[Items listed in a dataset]
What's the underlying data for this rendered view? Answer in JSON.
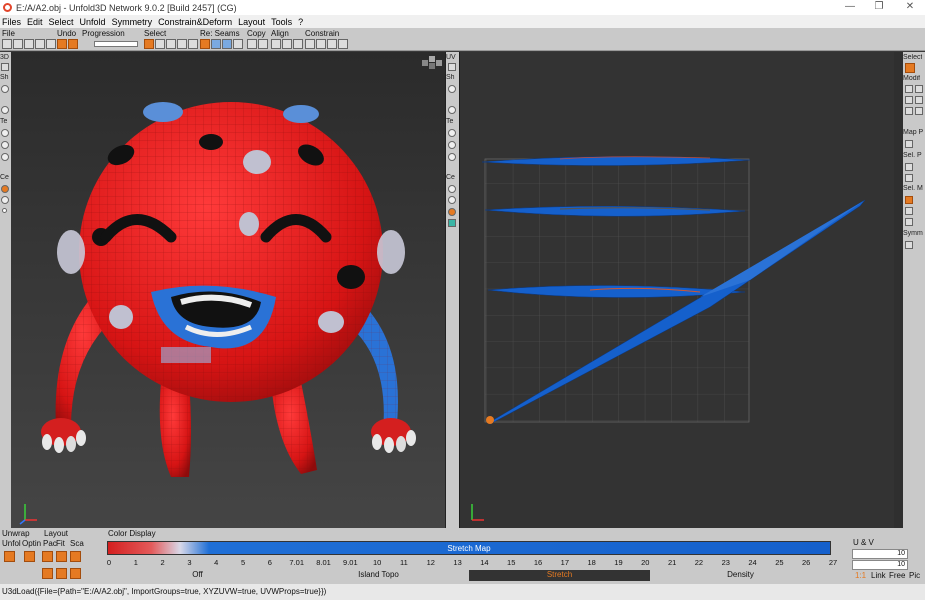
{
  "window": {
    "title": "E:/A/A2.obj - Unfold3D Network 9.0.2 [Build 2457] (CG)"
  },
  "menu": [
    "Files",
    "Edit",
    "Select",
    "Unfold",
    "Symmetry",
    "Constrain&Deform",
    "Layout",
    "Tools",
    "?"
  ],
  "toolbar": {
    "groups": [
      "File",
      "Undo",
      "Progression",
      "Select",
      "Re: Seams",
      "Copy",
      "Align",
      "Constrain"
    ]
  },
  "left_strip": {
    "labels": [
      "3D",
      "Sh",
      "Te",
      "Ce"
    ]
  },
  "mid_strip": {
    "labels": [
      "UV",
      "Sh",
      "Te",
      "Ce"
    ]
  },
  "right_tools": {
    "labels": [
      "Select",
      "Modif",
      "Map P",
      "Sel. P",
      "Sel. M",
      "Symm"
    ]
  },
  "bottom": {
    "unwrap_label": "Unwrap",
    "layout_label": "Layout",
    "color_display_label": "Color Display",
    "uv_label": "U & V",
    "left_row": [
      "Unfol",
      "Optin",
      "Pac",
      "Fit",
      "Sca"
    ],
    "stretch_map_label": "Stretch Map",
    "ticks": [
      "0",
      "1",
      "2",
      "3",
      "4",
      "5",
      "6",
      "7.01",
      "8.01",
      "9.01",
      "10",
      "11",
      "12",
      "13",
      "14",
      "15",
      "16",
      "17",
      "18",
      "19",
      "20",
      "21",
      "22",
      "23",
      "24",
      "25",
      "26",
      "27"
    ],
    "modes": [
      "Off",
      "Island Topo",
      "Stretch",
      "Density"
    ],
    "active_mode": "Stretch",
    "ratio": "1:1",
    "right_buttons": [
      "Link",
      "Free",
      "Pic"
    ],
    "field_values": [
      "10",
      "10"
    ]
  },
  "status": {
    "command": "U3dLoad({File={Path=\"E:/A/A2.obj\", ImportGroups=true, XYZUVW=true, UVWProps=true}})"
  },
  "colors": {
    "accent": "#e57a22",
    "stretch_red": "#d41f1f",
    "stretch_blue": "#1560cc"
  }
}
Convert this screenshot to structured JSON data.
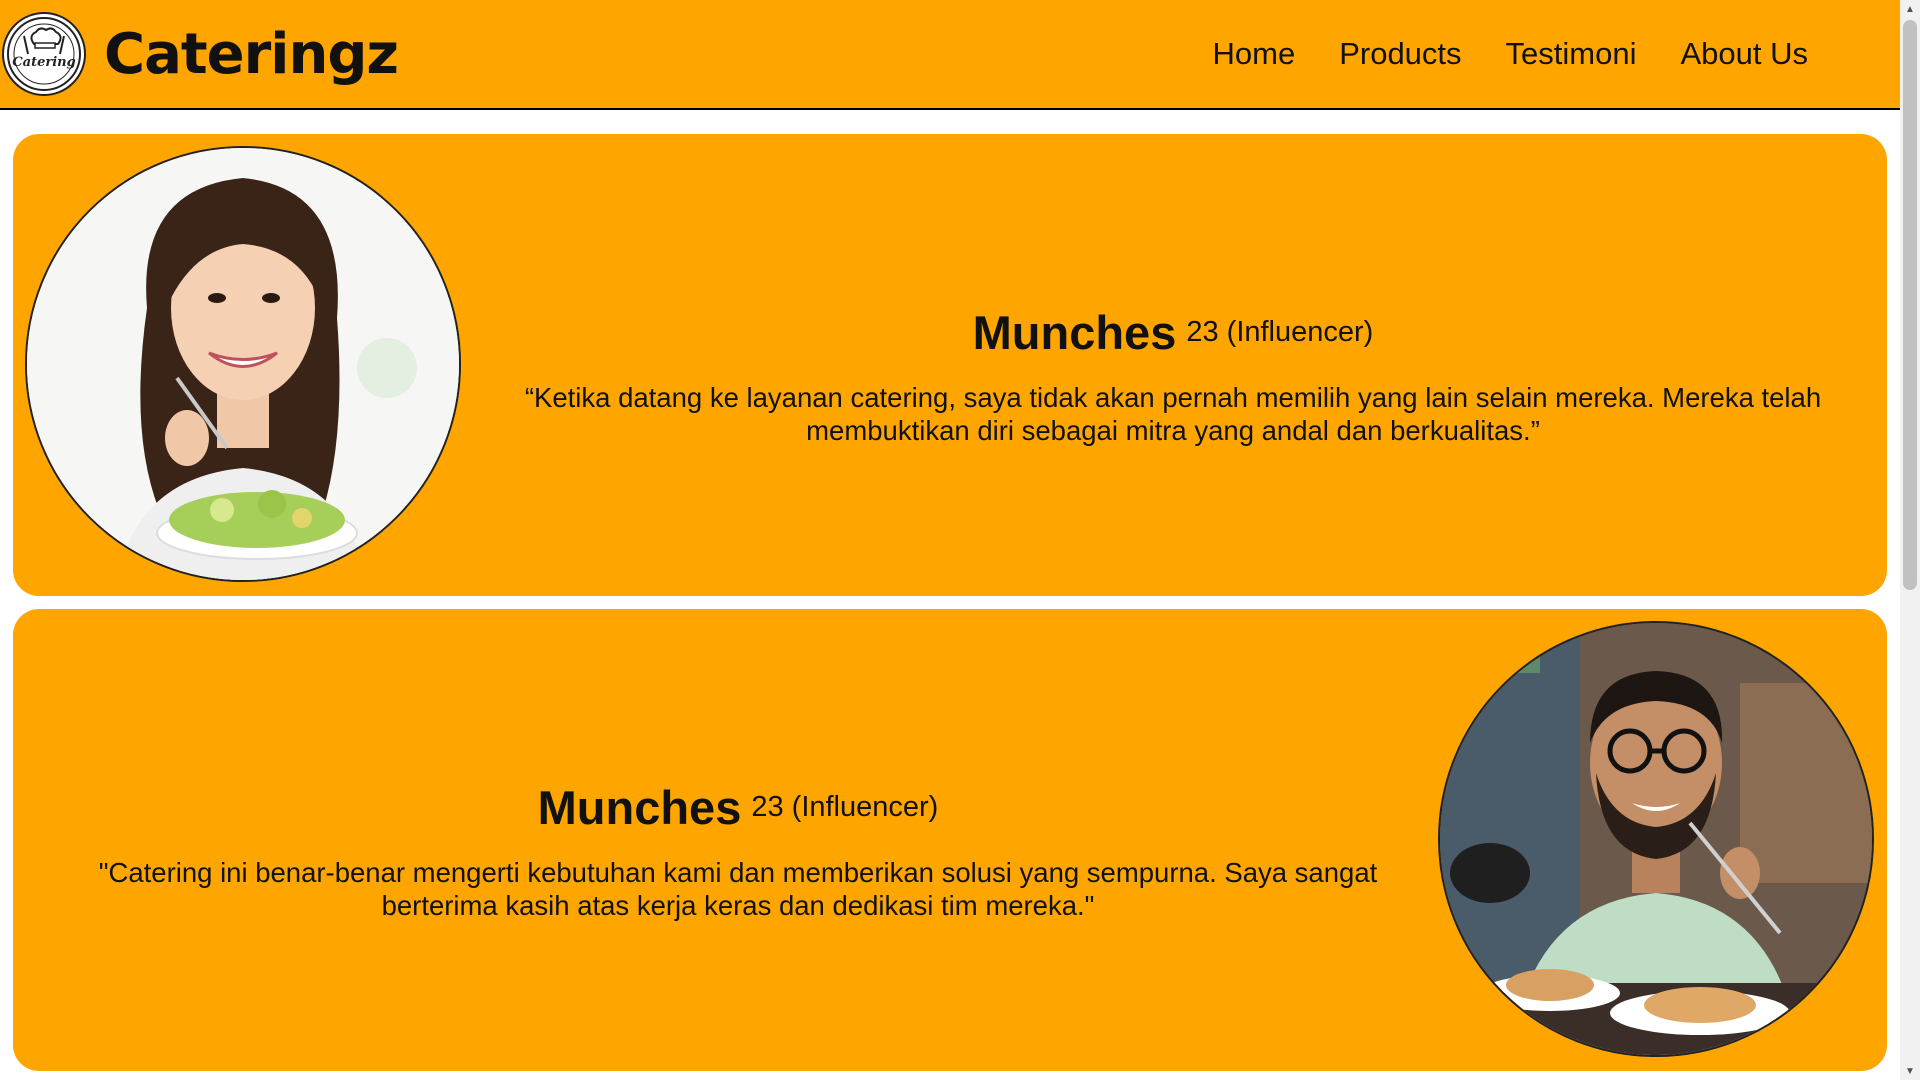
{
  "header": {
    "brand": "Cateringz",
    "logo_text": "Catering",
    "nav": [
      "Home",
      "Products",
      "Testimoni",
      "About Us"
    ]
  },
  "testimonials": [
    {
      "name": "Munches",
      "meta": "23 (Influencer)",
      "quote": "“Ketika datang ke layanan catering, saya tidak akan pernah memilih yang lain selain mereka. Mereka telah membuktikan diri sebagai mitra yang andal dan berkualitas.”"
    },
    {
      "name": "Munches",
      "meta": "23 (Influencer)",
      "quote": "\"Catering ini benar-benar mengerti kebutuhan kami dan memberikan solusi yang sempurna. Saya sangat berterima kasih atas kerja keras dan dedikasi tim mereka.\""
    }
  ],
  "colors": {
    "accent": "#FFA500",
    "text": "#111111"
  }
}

* * *

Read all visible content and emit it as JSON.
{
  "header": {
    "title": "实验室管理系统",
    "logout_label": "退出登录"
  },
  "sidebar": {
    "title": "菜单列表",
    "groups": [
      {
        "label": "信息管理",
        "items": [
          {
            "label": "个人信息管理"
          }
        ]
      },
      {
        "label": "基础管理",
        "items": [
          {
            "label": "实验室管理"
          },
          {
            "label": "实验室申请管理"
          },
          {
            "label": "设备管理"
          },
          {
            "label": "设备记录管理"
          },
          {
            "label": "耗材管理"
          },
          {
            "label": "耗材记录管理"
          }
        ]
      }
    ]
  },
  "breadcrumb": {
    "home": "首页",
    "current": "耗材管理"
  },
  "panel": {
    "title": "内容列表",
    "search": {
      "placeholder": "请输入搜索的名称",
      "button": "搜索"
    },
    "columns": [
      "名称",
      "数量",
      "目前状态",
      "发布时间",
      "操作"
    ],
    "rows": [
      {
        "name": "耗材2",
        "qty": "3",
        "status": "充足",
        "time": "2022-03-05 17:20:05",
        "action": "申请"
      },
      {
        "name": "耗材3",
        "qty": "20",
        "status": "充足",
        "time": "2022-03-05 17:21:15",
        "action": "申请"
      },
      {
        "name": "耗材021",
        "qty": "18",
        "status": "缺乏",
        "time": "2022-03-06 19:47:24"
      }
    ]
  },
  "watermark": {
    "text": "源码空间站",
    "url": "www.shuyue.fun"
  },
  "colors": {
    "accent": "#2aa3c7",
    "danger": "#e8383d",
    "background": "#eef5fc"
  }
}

● GIVEN INSTRUCTION
Show each line in the entries that holds the string "time".

● SOLUTION TO THIS TASK
        "time": "2022-03-05 17:20:05",
        "time": "2022-03-05 17:21:15",
        "time": "2022-03-06 19:47:24"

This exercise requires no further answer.